Why Choose Hot Flush?
Aerospace facilities from all over the globe are taking advantage of our “state of the art technology” our one of a kind cleaning systems, from a portable or a fixed system cleaning oil coolers and lines. No more x-rays of dirty coolers, cleaning oil systems correctly the first time with HotFlush. Users include US military, Foreign Military, Honeywell, Standard Aero, Premier Turbines, and many others.
Aircraft engine oil coolers, fuel heaters and heat exchangers have been manufactured using a wide range of designs to transfer heat as efficiently as possible.
The only way for heat to transfer efficiently out of the oil is for the oil molecules to make as much contact with the metal in the cooler as possible.
Regardless of an oil coolers configuration, they all share the same characteristic; tiny oil-flow channels. These tight spaces put a real squeeze on the engine oil in order to create as much hot-oil to oil-cooler contact as possible, offering liberal opportunity for the transfer of thermal energy from hot oil, to oil cooler.
Newer style "stacked-plate" type oil cooler, the oil passageways are created by hundreds of small corrugations stamped into what’s known as the "turbulator plate." The turbulator plate is formed from .020"—thick aluminum sheet, which has been expanded to a thickness of roughly 1/16" by the stamping of the corrugations. Older style oil coolers and even some later model fuel heaters which are of a "tubed" type of construction, share the same problems. Hot engine oil is forced between what precious little space there exists between each of the oil cooler’s many hundreds of straw sized air tubes. This close spacing of the tubes, about equal to the thickness of a playing card, will strain most any debris from the engine oil as it passes through the oil cooler's core.

Dataset content.
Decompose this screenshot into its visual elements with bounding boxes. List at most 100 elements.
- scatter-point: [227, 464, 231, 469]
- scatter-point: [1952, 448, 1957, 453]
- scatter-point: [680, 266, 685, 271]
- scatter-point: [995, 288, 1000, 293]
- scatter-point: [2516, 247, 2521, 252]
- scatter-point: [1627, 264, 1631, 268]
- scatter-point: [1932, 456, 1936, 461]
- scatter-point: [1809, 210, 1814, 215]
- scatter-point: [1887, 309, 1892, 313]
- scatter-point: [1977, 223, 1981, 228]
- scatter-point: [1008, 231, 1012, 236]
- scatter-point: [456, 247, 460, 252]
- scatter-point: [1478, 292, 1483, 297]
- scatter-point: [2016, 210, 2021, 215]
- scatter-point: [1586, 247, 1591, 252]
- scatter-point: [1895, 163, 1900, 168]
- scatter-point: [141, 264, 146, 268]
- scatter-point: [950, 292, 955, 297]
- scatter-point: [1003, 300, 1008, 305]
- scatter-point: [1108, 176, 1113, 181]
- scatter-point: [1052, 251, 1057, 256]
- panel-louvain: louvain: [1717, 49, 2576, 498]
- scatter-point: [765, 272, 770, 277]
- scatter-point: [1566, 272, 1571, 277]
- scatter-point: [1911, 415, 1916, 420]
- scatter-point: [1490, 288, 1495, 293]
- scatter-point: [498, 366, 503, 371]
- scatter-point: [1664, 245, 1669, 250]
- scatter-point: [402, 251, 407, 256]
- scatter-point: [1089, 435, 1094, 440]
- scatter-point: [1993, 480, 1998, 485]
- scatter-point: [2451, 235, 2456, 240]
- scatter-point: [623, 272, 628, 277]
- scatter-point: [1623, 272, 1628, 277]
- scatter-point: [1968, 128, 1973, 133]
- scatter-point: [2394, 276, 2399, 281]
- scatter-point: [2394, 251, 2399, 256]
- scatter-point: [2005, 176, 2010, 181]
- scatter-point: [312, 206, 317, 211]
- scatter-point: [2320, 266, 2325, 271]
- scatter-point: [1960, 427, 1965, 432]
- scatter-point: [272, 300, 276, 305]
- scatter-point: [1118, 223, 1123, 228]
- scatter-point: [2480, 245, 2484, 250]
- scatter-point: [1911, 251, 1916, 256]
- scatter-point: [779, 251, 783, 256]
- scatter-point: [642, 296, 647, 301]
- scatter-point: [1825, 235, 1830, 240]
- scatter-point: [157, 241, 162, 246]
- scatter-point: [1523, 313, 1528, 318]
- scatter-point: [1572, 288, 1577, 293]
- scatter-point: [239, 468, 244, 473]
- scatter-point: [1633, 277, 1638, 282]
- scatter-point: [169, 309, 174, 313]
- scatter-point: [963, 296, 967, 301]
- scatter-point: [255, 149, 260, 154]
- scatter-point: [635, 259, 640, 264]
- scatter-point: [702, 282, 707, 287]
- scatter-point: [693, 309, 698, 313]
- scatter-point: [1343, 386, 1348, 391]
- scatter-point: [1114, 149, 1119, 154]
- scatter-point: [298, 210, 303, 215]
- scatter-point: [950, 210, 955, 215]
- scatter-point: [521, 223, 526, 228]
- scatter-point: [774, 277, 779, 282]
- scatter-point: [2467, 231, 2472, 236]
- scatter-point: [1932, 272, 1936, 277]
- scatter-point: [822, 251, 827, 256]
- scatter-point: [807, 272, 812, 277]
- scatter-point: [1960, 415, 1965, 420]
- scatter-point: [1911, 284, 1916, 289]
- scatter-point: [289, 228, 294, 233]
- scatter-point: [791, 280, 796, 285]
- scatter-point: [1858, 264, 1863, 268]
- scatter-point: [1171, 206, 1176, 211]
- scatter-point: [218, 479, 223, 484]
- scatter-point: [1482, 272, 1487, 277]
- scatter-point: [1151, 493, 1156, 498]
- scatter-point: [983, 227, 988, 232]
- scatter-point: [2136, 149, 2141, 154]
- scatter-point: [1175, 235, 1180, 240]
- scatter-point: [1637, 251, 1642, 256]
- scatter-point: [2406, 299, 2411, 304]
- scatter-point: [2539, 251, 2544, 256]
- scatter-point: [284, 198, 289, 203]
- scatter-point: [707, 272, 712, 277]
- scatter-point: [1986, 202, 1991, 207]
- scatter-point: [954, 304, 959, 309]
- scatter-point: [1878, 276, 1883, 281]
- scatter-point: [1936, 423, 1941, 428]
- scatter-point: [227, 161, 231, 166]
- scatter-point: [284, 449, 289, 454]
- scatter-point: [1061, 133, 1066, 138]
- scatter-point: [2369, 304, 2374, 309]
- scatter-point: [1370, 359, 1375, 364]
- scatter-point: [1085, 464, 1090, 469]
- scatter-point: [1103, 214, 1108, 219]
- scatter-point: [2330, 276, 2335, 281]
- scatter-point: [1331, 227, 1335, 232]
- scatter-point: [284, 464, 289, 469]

The problem. Could you write the next part of the text on cleaning aircraft oil coolers, picking up right after its last sentence? The data has nothing to do with the text on cleaning aircraft oil coolers.

Written response.
Whether it is a tubed, or stacked-plate cooler 100% removal of the contamination from within is always the most challenging aspect of performing a proper oil cooler overhaul. It is also the most important part of the overhaul since the oil cooler's performance will be a direct reflection of how effective the flushing process was.
Proper cleaning of an aircraft engine oil cooler is definitely not something that can be achieved by simply pumping cleaning solvent through it. There are still facilities that perform this practice and consider it clean. Which is terrible, especially if it is being remounted onto a freshly overhauled engine, and believe that the cooler is "overhauled." The truth is, even with the Hot Flush machines high speed reversing and heated cleaning agent, it can still take hours to clean the cooler.
Independent Tests
The Hot Flush machine was tested by an independent party. The Hot Flush machine and a competitor’s flushing machine were tested on coolers that had been removed from vehicles with transmission failures.
The test was unique in that it allowed the competition device to clean the cooler first. Next, the Hot Flush machine was used on the same transmission after the competition had cleaned it. The results of these tests really speak for themselves.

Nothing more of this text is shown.